━━━ Extract ━━━

Living the Truth in Love and Growing to Full Stature in Christ, 29th Saturday (II), October 22, 2016

Fr. Roger J. Landry
Visitation Convent of the Sisters of Life, Manhattan
Saturday of the 29th Week in Ordinary Time, Year II
Memorial of St. John Paul II
October 22, 2016
Eph 4:7-16, Ps 122, Lk 13:1-9

 

To listen to an audio recording of today’s homily, please click below: 

 

The following points were attempted in the homily: 

  • Every saint’s life is meant to be a commentary on the word of God for the saint seeks, as St. Paul writes today, to “live the truth in love” and “grow to full stature in Christ,” who is the Word made flesh. So the Word of God shines light on the lives of the saints and the lives of the saints help us to understand better the Word of God. This is very much the case today with the readings the Church gives us and the celebration of the feast of St. John Paul II. Let’s begin with the Word of God and then apply it to the life of St. Karol Wojtyla.
  • St. Paul in his Letter to the Ephesians seeks to help us to focus on how God desires to help us to cooperate with Christ’s mission to reconcile all things in him and help us to become holy and immaculate in God’s sight and sanctify others. Today he stresses that grace is given to each of us “according to the measure of Christ’s gift,” who is total self-giving. Christ ascended to heaven to give us even more. He’s given us charisms — St. Paul describes some: apostles (traveling witnesses of the Lord who knew him and witnessed his resurrection and whom he made pillars), prophets (who travel to actualize the word of God and call to conversion), evangelists (who repeat what Jesus said in the Gospel so that people, in an age before many could read or had books or scroll to read, could learn the word of God), shepherds (who guide, nourish and protect the flock from wolves), and teachers (catechists, who help apply the word of God to particular circumstances) — with a clear purpose: “to “equip the holy ones for the work of ministry, for building up the Body of Christ.” Every gift is to help and form others for their Christian mission, which is service and loving others and building up Christ’s body the Church “until we all attain to the unity of faith and knowledge of the Son of God.” The goal of the Church is unity, to know Christ Jesus that we act on his will that we be one. This is what St. Paul describes as “mature manhood to the extent of the full stature of Christ” and “grow[ing] in every way into him who is the head, Christ, … who brings about the Body’s growth and builds itself up in love.” This process of maturation happens through “living the truth in love.” That’s quite a rich paragraph, but summarized it’s Christ blesses us with his gifts so that we can use those gifts for fulfilling his mission and not only grow to maturity ourselves but help the Church mature. And the gifts he gives are the truth and charity, which we’re called to live in harmony.

━━━

### Your tasks
- a) Which saint's feast does the homily celebrate?
- b) Pick out each line in the rows that contains the string "guide", and copy it.
The homily has no connection to the rows that come after it.

━━━ Information given ━━━

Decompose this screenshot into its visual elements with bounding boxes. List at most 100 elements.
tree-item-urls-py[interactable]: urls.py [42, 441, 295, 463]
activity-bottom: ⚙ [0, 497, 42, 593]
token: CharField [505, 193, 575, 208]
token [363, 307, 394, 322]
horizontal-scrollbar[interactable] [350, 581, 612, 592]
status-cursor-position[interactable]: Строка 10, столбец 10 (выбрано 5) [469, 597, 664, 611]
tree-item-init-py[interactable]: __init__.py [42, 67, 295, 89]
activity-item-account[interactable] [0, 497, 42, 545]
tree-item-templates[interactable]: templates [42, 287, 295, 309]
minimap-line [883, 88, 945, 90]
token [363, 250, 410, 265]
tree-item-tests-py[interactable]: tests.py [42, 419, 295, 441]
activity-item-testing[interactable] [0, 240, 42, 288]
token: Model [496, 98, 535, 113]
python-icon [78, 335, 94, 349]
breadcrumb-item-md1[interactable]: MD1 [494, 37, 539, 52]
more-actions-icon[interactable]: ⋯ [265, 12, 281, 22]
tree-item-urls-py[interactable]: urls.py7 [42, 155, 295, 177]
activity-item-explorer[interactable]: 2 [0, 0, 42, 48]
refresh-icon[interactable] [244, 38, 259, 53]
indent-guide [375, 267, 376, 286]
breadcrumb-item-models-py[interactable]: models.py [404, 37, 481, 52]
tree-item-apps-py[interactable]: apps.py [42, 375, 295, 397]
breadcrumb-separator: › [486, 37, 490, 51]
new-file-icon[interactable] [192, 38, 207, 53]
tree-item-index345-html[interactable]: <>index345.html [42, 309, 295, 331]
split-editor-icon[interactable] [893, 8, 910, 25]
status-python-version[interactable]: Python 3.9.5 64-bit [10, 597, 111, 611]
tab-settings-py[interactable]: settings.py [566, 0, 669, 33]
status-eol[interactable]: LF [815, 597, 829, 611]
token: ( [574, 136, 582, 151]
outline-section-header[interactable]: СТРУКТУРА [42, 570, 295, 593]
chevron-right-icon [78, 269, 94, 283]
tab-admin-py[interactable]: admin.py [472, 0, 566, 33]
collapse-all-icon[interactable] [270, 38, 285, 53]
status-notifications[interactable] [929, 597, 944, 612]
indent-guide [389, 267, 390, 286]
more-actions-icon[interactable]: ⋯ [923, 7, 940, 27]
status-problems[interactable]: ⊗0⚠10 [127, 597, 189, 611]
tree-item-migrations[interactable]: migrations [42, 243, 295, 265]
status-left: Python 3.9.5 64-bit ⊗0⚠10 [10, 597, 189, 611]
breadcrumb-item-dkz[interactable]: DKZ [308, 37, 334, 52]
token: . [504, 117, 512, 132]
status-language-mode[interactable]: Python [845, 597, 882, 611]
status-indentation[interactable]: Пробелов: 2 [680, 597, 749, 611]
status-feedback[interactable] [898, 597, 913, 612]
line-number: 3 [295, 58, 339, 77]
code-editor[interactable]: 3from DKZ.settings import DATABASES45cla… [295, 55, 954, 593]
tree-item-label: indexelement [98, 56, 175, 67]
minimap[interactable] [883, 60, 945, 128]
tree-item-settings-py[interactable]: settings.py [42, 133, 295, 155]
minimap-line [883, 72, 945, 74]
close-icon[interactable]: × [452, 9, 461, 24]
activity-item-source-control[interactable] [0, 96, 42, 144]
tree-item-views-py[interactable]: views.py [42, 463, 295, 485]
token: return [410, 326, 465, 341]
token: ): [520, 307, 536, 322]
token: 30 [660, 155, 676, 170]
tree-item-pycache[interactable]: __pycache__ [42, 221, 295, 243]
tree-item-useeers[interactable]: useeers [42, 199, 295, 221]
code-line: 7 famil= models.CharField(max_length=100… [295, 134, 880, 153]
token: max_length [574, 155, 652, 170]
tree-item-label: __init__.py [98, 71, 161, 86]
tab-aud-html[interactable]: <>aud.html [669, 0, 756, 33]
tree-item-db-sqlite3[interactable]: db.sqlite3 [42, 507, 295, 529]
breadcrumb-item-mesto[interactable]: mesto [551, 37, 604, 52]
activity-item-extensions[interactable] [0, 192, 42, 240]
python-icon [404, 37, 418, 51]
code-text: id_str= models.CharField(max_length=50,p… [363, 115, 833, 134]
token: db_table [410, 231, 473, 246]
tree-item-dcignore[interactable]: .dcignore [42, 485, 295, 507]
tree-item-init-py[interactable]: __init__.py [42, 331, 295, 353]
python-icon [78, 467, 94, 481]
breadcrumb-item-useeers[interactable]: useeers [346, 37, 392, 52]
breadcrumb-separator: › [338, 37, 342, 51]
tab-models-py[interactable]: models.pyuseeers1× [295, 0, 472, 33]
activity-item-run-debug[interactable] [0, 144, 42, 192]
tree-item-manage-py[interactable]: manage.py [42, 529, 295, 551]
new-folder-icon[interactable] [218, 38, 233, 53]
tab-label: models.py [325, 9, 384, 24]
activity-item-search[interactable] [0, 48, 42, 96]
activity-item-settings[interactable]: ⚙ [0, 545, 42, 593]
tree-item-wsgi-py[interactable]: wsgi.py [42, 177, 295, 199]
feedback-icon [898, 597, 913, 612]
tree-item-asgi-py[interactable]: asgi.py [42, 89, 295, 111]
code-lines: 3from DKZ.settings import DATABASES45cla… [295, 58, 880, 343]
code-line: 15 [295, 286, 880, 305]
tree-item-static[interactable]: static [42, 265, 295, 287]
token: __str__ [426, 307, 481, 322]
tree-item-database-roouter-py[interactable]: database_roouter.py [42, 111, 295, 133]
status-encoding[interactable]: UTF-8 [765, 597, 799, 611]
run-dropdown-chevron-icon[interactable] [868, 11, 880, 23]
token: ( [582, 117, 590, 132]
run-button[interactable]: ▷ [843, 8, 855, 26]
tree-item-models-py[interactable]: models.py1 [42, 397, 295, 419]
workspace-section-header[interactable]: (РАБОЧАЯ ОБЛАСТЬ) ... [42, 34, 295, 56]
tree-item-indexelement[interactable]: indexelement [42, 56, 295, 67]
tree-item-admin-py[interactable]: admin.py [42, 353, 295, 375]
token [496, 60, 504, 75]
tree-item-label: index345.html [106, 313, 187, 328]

━━━

### Solutions by task
- a) The feast of St. John Paul II.

- b)
indent-guide [375, 267, 376, 286]
indent-guide [389, 267, 390, 286]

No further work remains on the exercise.